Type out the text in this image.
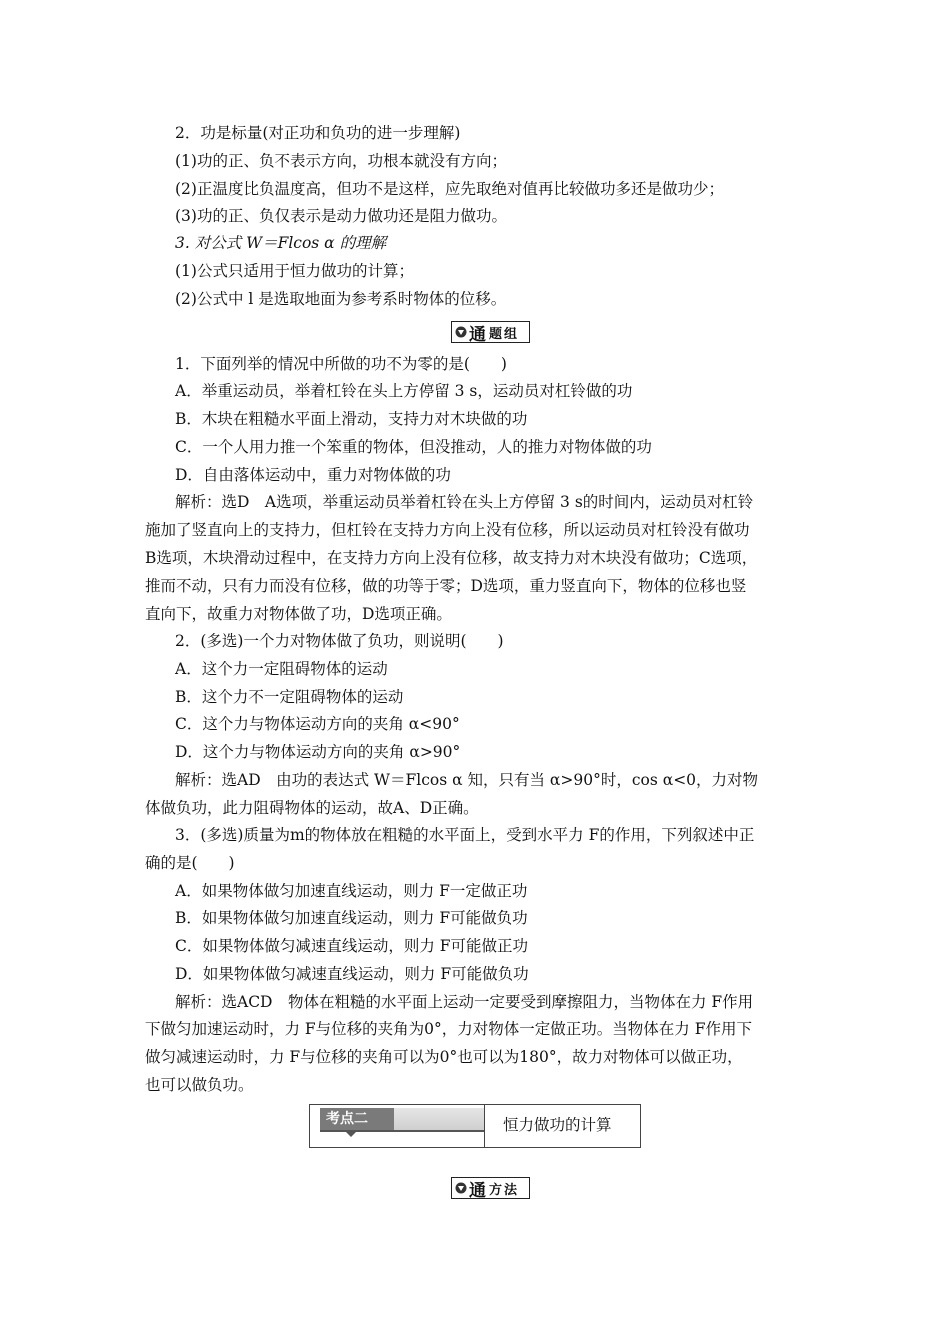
2．功是标量(对正功和负功的进一步理解)
(1)功的正、负不表示方向，功根本就没有方向；
(2)正温度比负温度高，但功不是这样，应先取绝对值再比较做功多还是做功少；
(3)功的正、负仅表示是动力做功还是阻力做功。
3. 对公式 W＝Flcos α 的理解
(1)公式只适用于恒力做功的计算；
(2)公式中 l 是选取地面为参考系时物体的位移。
通 题组
1．下面列举的情况中所做的功不为零的是(　　)
A．举重运动员，举着杠铃在头上方停留 3 s，运动员对杠铃做的功
B．木块在粗糙水平面上滑动，支持力对木块做的功
C．一个人用力推一个笨重的物体，但没推动，人的推力对物体做的功
D．自由落体运动中，重力对物体做的功
解析：选D　A选项，举重运动员举着杠铃在头上方停留 3 s的时间内，运动员对杠铃
施加了竖直向上的支持力，但杠铃在支持力方向上没有位移，所以运动员对杠铃没有做功
B选项，木块滑动过程中，在支持力方向上没有位移，故支持力对木块没有做功；C选项，
推而不动，只有力而没有位移，做的功等于零；D选项，重力竖直向下，物体的位移也竖
直向下，故重力对物体做了功，D选项正确。
2．(多选)一个力对物体做了负功，则说明(　　)
A．这个力一定阻碍物体的运动
B．这个力不一定阻碍物体的运动
C．这个力与物体运动方向的夹角 α<90°
D．这个力与物体运动方向的夹角 α>90°
解析：选AD　由功的表达式 W＝Flcos α 知，只有当 α>90°时，cos α<0，力对物
体做负功，此力阻碍物体的运动，故A、D正确。
3．(多选)质量为m的物体放在粗糙的水平面上，受到水平力 F的作用，下列叙述中正
确的是(　　)
A．如果物体做匀加速直线运动，则力 F一定做正功
B．如果物体做匀加速直线运动，则力 F可能做负功
C．如果物体做匀减速直线运动，则力 F可能做正功
D．如果物体做匀减速直线运动，则力 F可能做负功
解析：选ACD　物体在粗糙的水平面上运动一定要受到摩擦阻力，当物体在力 F作用
下做匀加速运动时，力 F与位移的夹角为0°，力对物体一定做正功。当物体在力 F作用下
做匀减速运动时，力 F与位移的夹角可以为0°也可以为180°，故力对物体可以做正功，
也可以做负功。
考点二	恒力做功的计算
通 方法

Exercise directions
Scan the material above for the string "如果物体做匀减速直线运动" and return the lines that hold it.

Solution for this exercise
C．如果物体做匀减速直线运动，则力 F可能做正功
D．如果物体做匀减速直线运动，则力 F可能做负功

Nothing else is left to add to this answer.